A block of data

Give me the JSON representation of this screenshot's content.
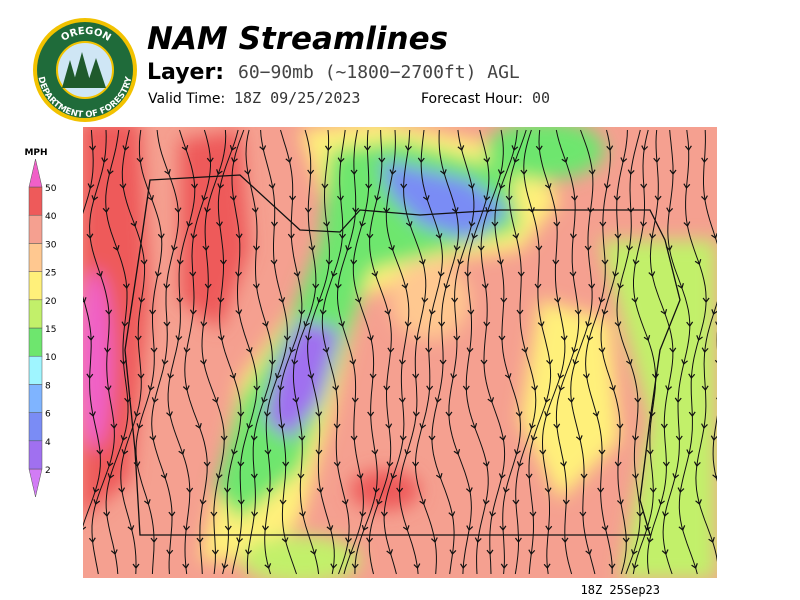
{
  "header": {
    "title": "NAM Streamlines",
    "layer_label": "Layer:",
    "layer_value": "60−90mb (~1800−2700ft) AGL",
    "valid_time_label": "Valid Time:",
    "valid_time": "18Z 09/25/2023",
    "forecast_hour_label": "Forecast Hour:",
    "forecast_hour": "00"
  },
  "logo": {
    "top_text": "OREGON",
    "bottom_text": "DEPARTMENT OF FORESTRY"
  },
  "legend": {
    "unit": "MPH",
    "ticks": [
      2,
      4,
      6,
      8,
      10,
      15,
      20,
      25,
      30,
      40,
      50
    ],
    "colors": [
      "#d27cf5",
      "#a070f0",
      "#7a8cf5",
      "#7fb4ff",
      "#9ff5ff",
      "#6ee66e",
      "#c2f06a",
      "#fff07a",
      "#ffc890",
      "#f5a090",
      "#ee5a5a",
      "#f060c8"
    ]
  },
  "footer": {
    "timestamp": "18Z 25Sep23"
  }
}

Written instruction:
Repeat each entry exactly as given; no pictures belong in the copy.

Exercise response:
Give me the JSON representation of this screenshot's content.
{
  "header": {
    "title": "NAM Streamlines",
    "layer_label": "Layer:",
    "layer_value": "60−90mb (~1800−2700ft) AGL",
    "valid_time_label": "Valid Time:",
    "valid_time": "18Z 09/25/2023",
    "forecast_hour_label": "Forecast Hour:",
    "forecast_hour": "00"
  },
  "logo": {
    "top_text": "OREGON",
    "bottom_text": "DEPARTMENT OF FORESTRY"
  },
  "legend": {
    "unit": "MPH",
    "ticks": [
      2,
      4,
      6,
      8,
      10,
      15,
      20,
      25,
      30,
      40,
      50
    ],
    "colors": [
      "#d27cf5",
      "#a070f0",
      "#7a8cf5",
      "#7fb4ff",
      "#9ff5ff",
      "#6ee66e",
      "#c2f06a",
      "#fff07a",
      "#ffc890",
      "#f5a090",
      "#ee5a5a",
      "#f060c8"
    ]
  },
  "footer": {
    "timestamp": "18Z 25Sep23"
  }
}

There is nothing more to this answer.